▶ Page text
--- BEGIN ---
NAIROBI
The UN Security Council decided on Thursday, after weeks of deliberations, to try the suspected perpetrators of human rights abuses and war crimes in the western Sudanese region of Darfur in the International Criminal Court (ICC), a UN spokesman said.
"The Secretary-General welcomes the adoption today of Security Council resolution 1593 [2005], which refers the situation in Darfur since 1 July 2002 to the Prosecutor of the International Criminal Court," Fred Eckhard, spokesman for the Secretary-General, Kofi Annan, said in a statement on Thursday.
Annan commended the Council for using its authority "to provide an appropriate mechanism to lift the veil of impunity", which had allowed human rights crimes in Darfur to continue unchecked, Eckhard added.
He further congratulated all members for overcoming their differences and allowing the Council to act to ensure that those responsible for atrocities in Darfur were held to account.
The resolution was made possible by last-minute concessions in the text, including assurances that would bar the ICC, or other courts, from prosecuting citizens within Sudan from countries that were not a party to the ICC, including the US.
The US, a staunch opponent of the international court, had threatened to veto the resolution for fears that Americans could become targets of politically motivated lawsuits.
The resolution forced the country to either drop its objections to an ICC referral or veto a resolution that would try people for large-scale atrocities committed in Darfur, which the US had itself called genocide.
--- END ---
▶ Exercise input
--- BEGIN ---
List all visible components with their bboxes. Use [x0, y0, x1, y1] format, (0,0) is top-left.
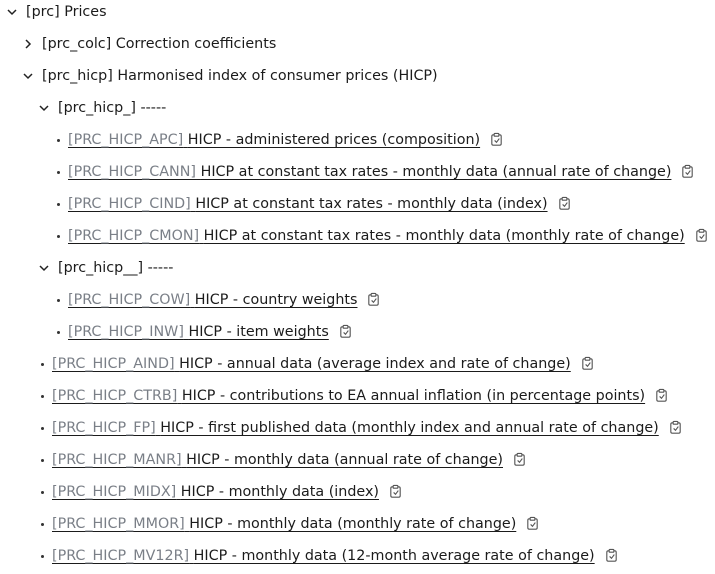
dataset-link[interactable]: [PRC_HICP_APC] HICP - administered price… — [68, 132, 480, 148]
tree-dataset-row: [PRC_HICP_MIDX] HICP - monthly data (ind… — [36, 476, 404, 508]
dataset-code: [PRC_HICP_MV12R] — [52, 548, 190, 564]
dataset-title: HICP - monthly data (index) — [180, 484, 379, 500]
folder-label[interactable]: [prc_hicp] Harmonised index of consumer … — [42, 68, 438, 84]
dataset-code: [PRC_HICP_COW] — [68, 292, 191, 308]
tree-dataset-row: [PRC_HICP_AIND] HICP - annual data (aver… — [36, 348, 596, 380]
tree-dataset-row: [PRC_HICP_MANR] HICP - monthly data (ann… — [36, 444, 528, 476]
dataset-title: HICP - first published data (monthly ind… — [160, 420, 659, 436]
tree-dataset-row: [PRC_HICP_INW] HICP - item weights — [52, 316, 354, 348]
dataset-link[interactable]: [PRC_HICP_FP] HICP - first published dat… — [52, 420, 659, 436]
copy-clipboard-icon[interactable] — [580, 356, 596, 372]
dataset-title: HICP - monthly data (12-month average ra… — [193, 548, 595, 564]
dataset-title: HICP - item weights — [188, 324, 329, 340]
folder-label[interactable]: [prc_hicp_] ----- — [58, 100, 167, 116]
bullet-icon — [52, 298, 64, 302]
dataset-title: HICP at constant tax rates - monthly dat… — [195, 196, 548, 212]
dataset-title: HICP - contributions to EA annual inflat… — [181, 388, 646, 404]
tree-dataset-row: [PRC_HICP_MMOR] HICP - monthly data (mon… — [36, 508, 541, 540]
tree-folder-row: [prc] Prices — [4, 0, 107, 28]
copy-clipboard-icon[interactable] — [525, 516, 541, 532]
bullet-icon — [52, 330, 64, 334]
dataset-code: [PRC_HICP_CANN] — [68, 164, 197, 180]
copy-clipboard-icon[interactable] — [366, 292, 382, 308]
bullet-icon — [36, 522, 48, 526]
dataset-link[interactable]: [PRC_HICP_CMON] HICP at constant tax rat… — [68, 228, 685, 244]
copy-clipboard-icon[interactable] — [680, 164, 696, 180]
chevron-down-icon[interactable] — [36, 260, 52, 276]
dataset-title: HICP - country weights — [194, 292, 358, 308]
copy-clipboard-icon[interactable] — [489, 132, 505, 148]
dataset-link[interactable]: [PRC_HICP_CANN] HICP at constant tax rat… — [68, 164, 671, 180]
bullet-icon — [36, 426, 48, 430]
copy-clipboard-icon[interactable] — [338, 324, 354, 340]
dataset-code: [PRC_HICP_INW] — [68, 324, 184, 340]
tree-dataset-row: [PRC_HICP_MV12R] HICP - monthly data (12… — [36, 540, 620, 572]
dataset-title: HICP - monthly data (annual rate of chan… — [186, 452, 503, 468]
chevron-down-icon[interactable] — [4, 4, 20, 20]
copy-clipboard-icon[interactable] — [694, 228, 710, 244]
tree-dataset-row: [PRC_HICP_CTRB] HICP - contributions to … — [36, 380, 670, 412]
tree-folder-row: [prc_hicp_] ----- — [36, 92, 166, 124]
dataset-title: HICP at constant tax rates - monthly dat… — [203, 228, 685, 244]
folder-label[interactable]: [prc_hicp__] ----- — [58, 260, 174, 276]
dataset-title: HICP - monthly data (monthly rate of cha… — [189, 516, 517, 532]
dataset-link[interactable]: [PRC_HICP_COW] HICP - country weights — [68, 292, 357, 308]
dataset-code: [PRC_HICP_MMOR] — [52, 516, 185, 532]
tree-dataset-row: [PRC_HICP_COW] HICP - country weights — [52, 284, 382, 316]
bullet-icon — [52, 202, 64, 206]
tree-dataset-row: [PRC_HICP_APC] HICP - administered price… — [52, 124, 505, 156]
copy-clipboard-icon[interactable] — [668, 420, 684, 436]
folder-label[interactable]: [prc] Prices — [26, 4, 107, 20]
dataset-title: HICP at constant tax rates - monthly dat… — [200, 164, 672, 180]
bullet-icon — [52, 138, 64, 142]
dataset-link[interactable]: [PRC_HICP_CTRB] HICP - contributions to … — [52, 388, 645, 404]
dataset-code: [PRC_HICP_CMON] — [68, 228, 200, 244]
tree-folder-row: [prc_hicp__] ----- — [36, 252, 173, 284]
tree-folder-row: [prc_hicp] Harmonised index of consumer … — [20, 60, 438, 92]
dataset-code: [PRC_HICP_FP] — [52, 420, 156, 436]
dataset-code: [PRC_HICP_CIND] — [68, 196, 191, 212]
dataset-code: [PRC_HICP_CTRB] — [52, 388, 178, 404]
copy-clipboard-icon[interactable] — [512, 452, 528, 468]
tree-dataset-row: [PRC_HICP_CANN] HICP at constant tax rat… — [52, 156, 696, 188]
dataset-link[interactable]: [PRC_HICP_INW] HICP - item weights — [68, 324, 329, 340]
--- END ---
▶ Challenge A
In the article on the Darfur referral, from what date does resolution 1593 refer the situation in Darfur to the ICC Prosecutor?
▶ Challenge B
Echo the rows starting at the line containing "dataset-link[interactable]: [PRC_HICP_APC] HICP" and ending at the line containing "dataset-code: [PRC_HICP_MV12R] —", with both of those lines included.

▶ Task answer A
1 July 2002

▶ Task answer B
dataset-link[interactable]: [PRC_HICP_APC] HICP - administered price… — [68, 132, 480, 148]
tree-dataset-row: [PRC_HICP_MIDX] HICP - monthly data (ind… — [36, 476, 404, 508]
dataset-code: [PRC_HICP_MV12R] — [52, 548, 190, 564]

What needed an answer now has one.